_WRITTEN PROBLEM:_
In the entries that follow, find the word "соответствии" and report each line it is on.

---+---

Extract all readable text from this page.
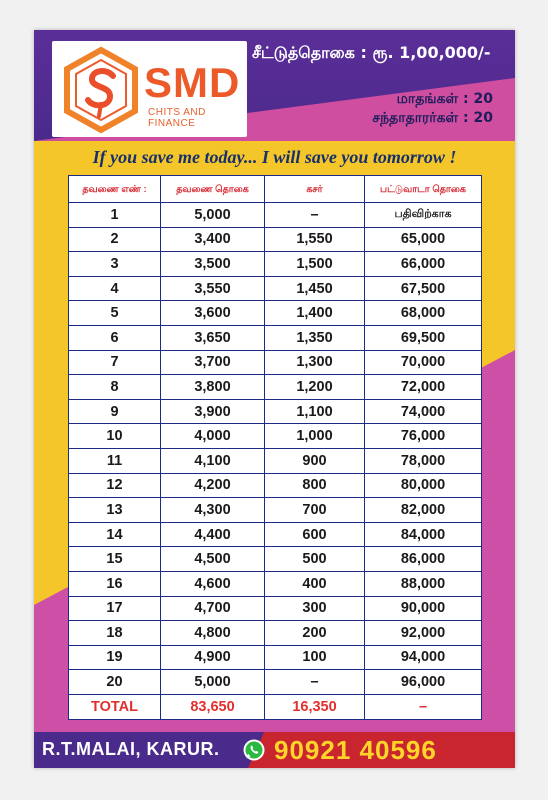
SMD
CHITS AND FINANCE
சீட்டுத்தொகை : ரூ. 1,00,000/-
மாதங்கள் : 20
சந்தாதாரர்கள் : 20
If you save me today... I will save you tomorrow !
தவணை எண் :	தவணை தொகை	கசர்	பட்டுவாடா தொகை
1	5,000	–	பதிவிற்காக
2	3,400	1,550	65,000
3	3,500	1,500	66,000
4	3,550	1,450	67,500
5	3,600	1,400	68,000
6	3,650	1,350	69,500
7	3,700	1,300	70,000
8	3,800	1,200	72,000
9	3,900	1,100	74,000
10	4,000	1,000	76,000
11	4,100	900	78,000
12	4,200	800	80,000
13	4,300	700	82,000
14	4,400	600	84,000
15	4,500	500	86,000
16	4,600	400	88,000
17	4,700	300	90,000
18	4,800	200	92,000
19	4,900	100	94,000
20	5,000	–	96,000
TOTAL	83,650	16,350	–
R.T.MALAI, KARUR. 90921 40596
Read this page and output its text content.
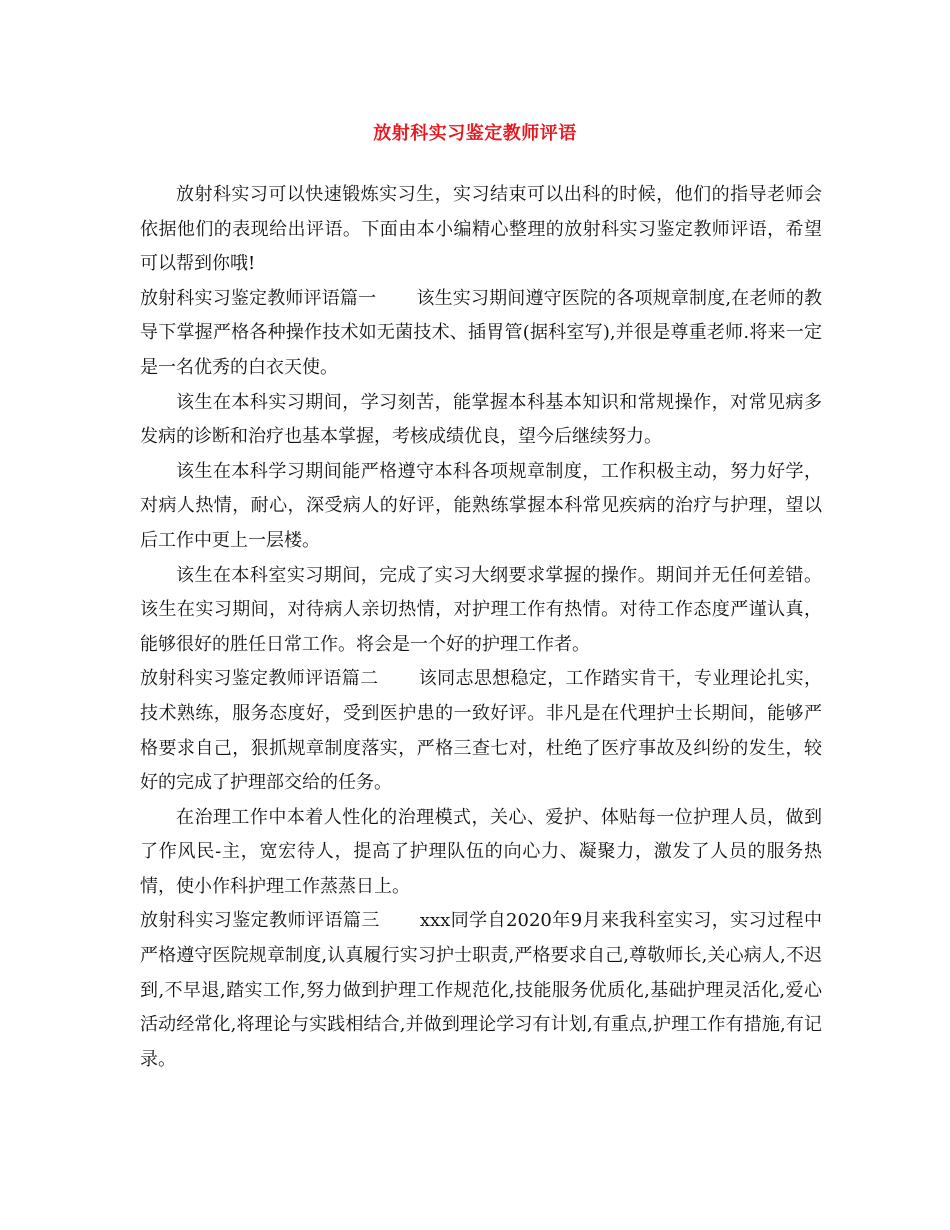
放射科实习鉴定教师评语

放射科实习可以快速锻炼实习生，实习结束可以出科的时候，他们的指导老师会依据他们的表现给出评语。下面由本小编精心整理的放射科实习鉴定教师评语，希望可以帮到你哦!

放射科实习鉴定教师评语篇一 该生实习期间遵守医院的各项规章制度,在老师的教导下掌握严格各种操作技术如无菌技术、插胃管(据科室写),并很是尊重老师.将来一定是一名优秀的白衣天使。

该生在本科实习期间，学习刻苦，能掌握本科基本知识和常规操作，对常见病多发病的诊断和治疗也基本掌握，考核成绩优良，望今后继续努力。

该生在本科学习期间能严格遵守本科各项规章制度，工作积极主动，努力好学，对病人热情，耐心，深受病人的好评，能熟练掌握本科常见疾病的治疗与护理，望以后工作中更上一层楼。

该生在本科室实习期间，完成了实习大纲要求掌握的操作。期间并无任何差错。该生在实习期间，对待病人亲切热情，对护理工作有热情。对待工作态度严谨认真，能够很好的胜任日常工作。将会是一个好的护理工作者。

放射科实习鉴定教师评语篇二 该同志思想稳定，工作踏实肯干，专业理论扎实，技术熟练，服务态度好，受到医护患的一致好评。非凡是在代理护士长期间，能够严格要求自己，狠抓规章制度落实，严格三查七对，杜绝了医疗事故及纠纷的发生，较好的完成了护理部交给的任务。

在治理工作中本着人性化的治理模式，关心、爱护、体贴每一位护理人员，做到了作风民-主，宽宏待人，提高了护理队伍的向心力、凝聚力，激发了人员的服务热情，使小作科护理工作蒸蒸日上。

放射科实习鉴定教师评语篇三 xxx同学自2020年9月来我科室实习，实习过程中严格遵守医院规章制度,认真履行实习护士职责,严格要求自己,尊敬师长,关心病人,不迟到,不早退,踏实工作,努力做到护理工作规范化,技能服务优质化,基础护理灵活化,爱心活动经常化,将理论与实践相结合,并做到理论学习有计划,有重点,护理工作有措施,有记录。
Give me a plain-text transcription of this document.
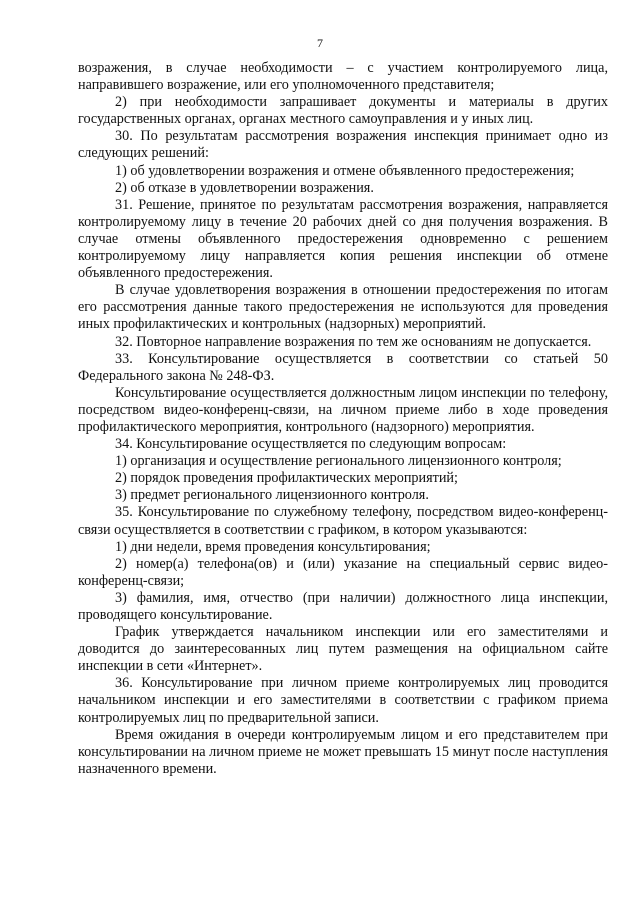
7

возражения, в случае необходимости – с участием контролируемого лица, направившего возражение, или его уполномоченного представителя;

2) при необходимости запрашивает документы и материалы в других государственных органах, органах местного самоуправления и у иных лиц.

30. По результатам рассмотрения возражения инспекция принимает одно из следующих решений:

1) об удовлетворении возражения и отмене объявленного предостережения;

2) об отказе в удовлетворении возражения.

31. Решение, принятое по результатам рассмотрения возражения, направляется контролируемому лицу в течение 20 рабочих дней со дня получения возражения. В случае отмены объявленного предостережения одновременно с решением контролируемому лицу направляется копия решения инспекции об отмене объявленного предостережения.

В случае удовлетворения возражения в отношении предостережения по итогам его рассмотрения данные такого предостережения не используются для проведения иных профилактических и контрольных (надзорных) мероприятий.

32. Повторное направление возражения по тем же основаниям не допускается.

33. Консультирование осуществляется в соответствии со статьей 50 Федерального закона № 248-ФЗ.

Консультирование осуществляется должностным лицом инспекции по телефону, посредством видео-конференц-связи, на личном приеме либо в ходе проведения профилактического мероприятия, контрольного (надзорного) мероприятия.

34. Консультирование осуществляется по следующим вопросам:

1) организация и осуществление регионального лицензионного контроля;

2) порядок проведения профилактических мероприятий;

3) предмет регионального лицензионного контроля.

35. Консультирование по служебному телефону, посредством видео-конференц-связи осуществляется в соответствии с графиком, в котором указываются:

1) дни недели, время проведения консультирования;

2) номер(а) телефона(ов) и (или) указание на специальный сервис видео-конференц-связи;

3) фамилия, имя, отчество (при наличии) должностного лица инспекции, проводящего консультирование.

График утверждается начальником инспекции или его заместителями и доводится до заинтересованных лиц путем размещения на официальном сайте инспекции в сети «Интернет».

36. Консультирование при личном приеме контролируемых лиц проводится начальником инспекции и его заместителями в соответствии с графиком приема контролируемых лиц по предварительной записи.

Время ожидания в очереди контролируемым лицом и его представителем при консультировании на личном приеме не может превышать 15 минут после наступления назначенного времени.
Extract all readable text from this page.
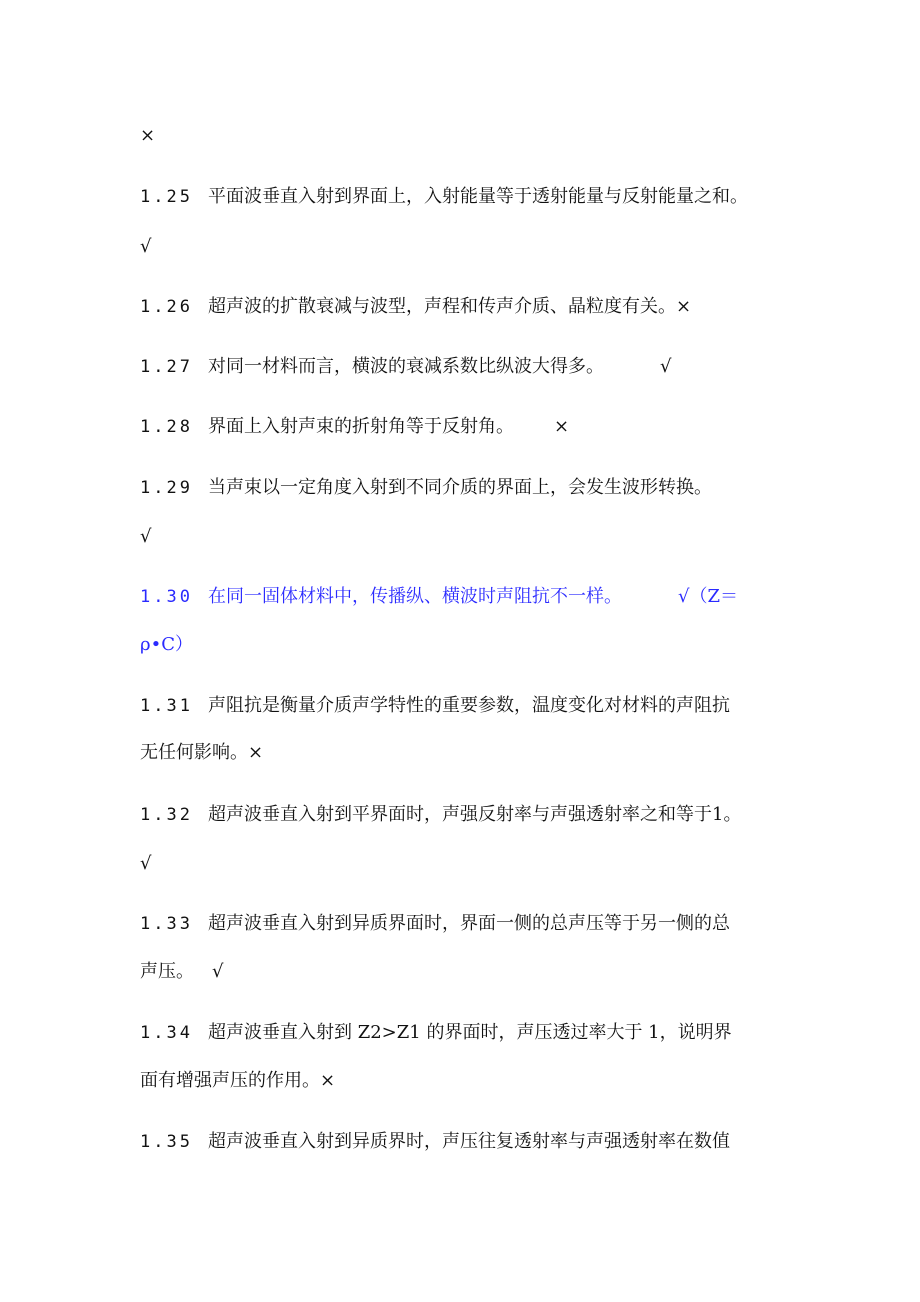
×
1.25 平面波垂直入射到界面上，入射能量等于透射能量与反射能量之和。
√
1.26 超声波的扩散衰减与波型，声程和传声介质、晶粒度有关。×
1.27 对同一材料而言，横波的衰减系数比纵波大得多。	√
1.28 界面上入射声束的折射角等于反射角。 ×
1.29 当声束以一定角度入射到不同介质的界面上，会发生波形转换。
√
1.30 在同一固体材料中，传播纵、横波时声阻抗不一样。	√（Z＝
ρ•C）
1.31 声阻抗是衡量介质声学特性的重要参数，温度变化对材料的声阻抗
无任何影响。×
1.32 超声波垂直入射到平界面时，声强反射率与声强透射率之和等于1。
√
1.33 超声波垂直入射到异质界面时，界面一侧的总声压等于另一侧的总
声压。 √
1.34 超声波垂直入射到 Z2>Z1 的界面时，声压透过率大于 1，说明界
面有增强声压的作用。×
1.35 超声波垂直入射到异质界时，声压往复透射率与声强透射率在数值
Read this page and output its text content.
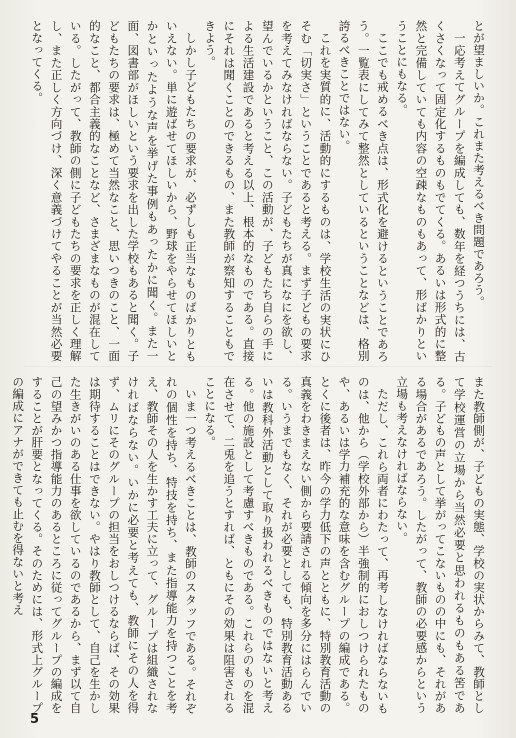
とが望ましいか。これまた考えるべき問題であろう。

一応考えてグループを編成しても、数年を経つうちには、古くさくなって固定化するものもでてくる。あるいは形式的に整然と完備していても内容の空疎なものもあって、形ばかりということにもなる。

ここでも戒めるべき点は、形式化を避けるということであろう。一覧表にしてみて整然としているということなどは、格別誇るべきことではない。

これを実質的に、活動的にするものは、学校生活の実状にひそむ「切実さ」ということであると考える。まず子どもの要求を考えてみなければならない。子どもたちが真になにを欲し、望んでいるかということ、この活動が、子どもたち自らの手による生活建設であると考える以上、根本的なものである。直接にそれは聞くことのできるもの、また教師が察知することもできよう。

しかし子どもたちの要求が、必ずしも正当なものばかりともいえない。単に遊ばせてほしいから、野球をやらせてほしいとかといったような声を挙げた事例もあったかに聞く。また一面、図書部がほしいという要求を出した学校もあると聞く。子どもたちの要求は、極めて当然なこと、思いつきのこと、一面的なこと、都合主義的なことなど、さまざまなものが混在している。したがって、教師の側に子どもたちの要求を正しく理解し、また正しく方向づけ、深く意義づけてやることが当然必要となってくる。

また教師側が、子どもの実態、学校の実状からみて、教師として学校運営の立場から当然必要と思われるものもある筈である。子どもの声として挙がってこないものの中にも、それがある場合があるであろう。したがって、教師の必要感からという立場も考えなければならない。

ただし、これら両者にわたって、再考しなければならないものは、他から（学校外部から）半強制的におしつけられたものや、あるいは学力補充的な意味を含むグループの編成である。とくに後者は、昨今の学力低下の声とともに、特別教育活動の真義をわきまえない側から要請される傾向を多分にはらんでいる。いうまでもなく、それが必要としても、特別教育活動あるいは教科外活動として取り扱われるべきものではないと考える。他の施設として考慮すべきものである。これらのものを混在させて、二兎を追うとすれば、ともにその効果は阻害されることになる。

いま一つ考えるべきことは、教師のスタッフである。それぞれの個性を持ち、特技を持ち、また指導能力を持つことを考え、教師その人を生かす工夫に立って、グループは組織されなければならない。いかに必要と考えても、教師にその人を得ず、ムリにそのグループの担当をおしつけるならば、その効果は期待することはできない。やはり教師として、自己を生かした生きがいのある仕事を欲しているのであるから、まず以て自己の望みかつ指導能力のあるところに従ってグループの編成をすることが肝要となってくる。そのためには、形式上グループの編成にアナができても止むを得ないと考え

5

---+---

_COMPLETE RESPONSE:_
33. Консультирование осуществляется в соответствии со статьей 50 Федерального закона № 248-ФЗ.
35. Консультирование по служебному телефону, посредством видео-конференц-связи осуществляется в соответствии с графиком, в котором указываются:
36. Консультирование при личном приеме контролируемых лиц проводится начальником инспекции и его заместителями в соответствии с графиком приема контролируемых лиц по предварительной записи.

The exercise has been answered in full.